▸ **Your task**: What follows is a set of entries. Repeat them exactly, but not their pictures.

━━ Data provided

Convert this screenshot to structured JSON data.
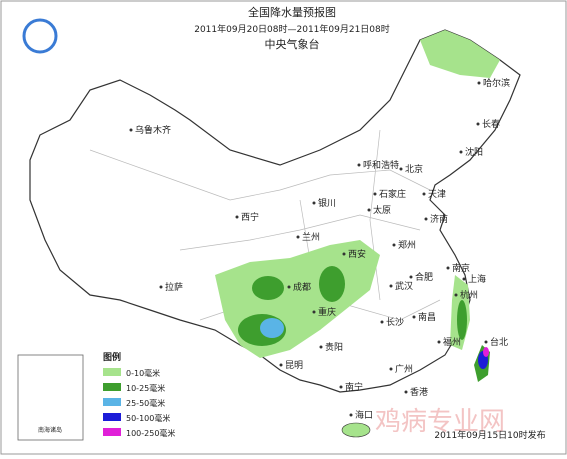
{
  "header": {
    "title": "全国降水量预报图",
    "period": "2011年09月20日08时—2011年09月21日08时",
    "issuer": "中央气象台"
  },
  "cities": [
    "乌鲁木齐",
    "哈尔滨",
    "长春",
    "沈阳",
    "呼和浩特",
    "北京",
    "天津",
    "石家庄",
    "银川",
    "太原",
    "济南",
    "西宁",
    "兰州",
    "郑州",
    "西安",
    "合肥",
    "南京",
    "上海",
    "拉萨",
    "成都",
    "武汉",
    "杭州",
    "重庆",
    "长沙",
    "南昌",
    "福州",
    "贵阳",
    "昆明",
    "台北",
    "南宁",
    "广州",
    "香港",
    "海口"
  ],
  "legend": {
    "title": "图例",
    "items": [
      {
        "label": "0-10毫米",
        "color": "#a6e38c"
      },
      {
        "label": "10-25毫米",
        "color": "#3e9e2e"
      },
      {
        "label": "25-50毫米",
        "color": "#5ab4e6"
      },
      {
        "label": "50-100毫米",
        "color": "#1c1cd8"
      },
      {
        "label": "100-250毫米",
        "color": "#e020d8"
      }
    ]
  },
  "inset": "南海诸岛",
  "footer": "2011年09月15日10时发布",
  "watermark": "鸡病专业网"
}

━━━━

▸ **Written solution**:
Convert this screenshot to structured JSON data.
{
  "header": {
    "title": "全国降水量预报图",
    "period": "2011年09月20日08时—2011年09月21日08时",
    "issuer": "中央气象台"
  },
  "cities": [
    "乌鲁木齐",
    "哈尔滨",
    "长春",
    "沈阳",
    "呼和浩特",
    "北京",
    "天津",
    "石家庄",
    "银川",
    "太原",
    "济南",
    "西宁",
    "兰州",
    "郑州",
    "西安",
    "合肥",
    "南京",
    "上海",
    "拉萨",
    "成都",
    "武汉",
    "杭州",
    "重庆",
    "长沙",
    "南昌",
    "福州",
    "贵阳",
    "昆明",
    "台北",
    "南宁",
    "广州",
    "香港",
    "海口"
  ],
  "legend": {
    "title": "图例",
    "items": [
      {
        "label": "0-10毫米",
        "color": "#a6e38c"
      },
      {
        "label": "10-25毫米",
        "color": "#3e9e2e"
      },
      {
        "label": "25-50毫米",
        "color": "#5ab4e6"
      },
      {
        "label": "50-100毫米",
        "color": "#1c1cd8"
      },
      {
        "label": "100-250毫米",
        "color": "#e020d8"
      }
    ]
  },
  "inset": "南海诸岛",
  "footer": "2011年09月15日10时发布",
  "watermark": "鸡病专业网"
}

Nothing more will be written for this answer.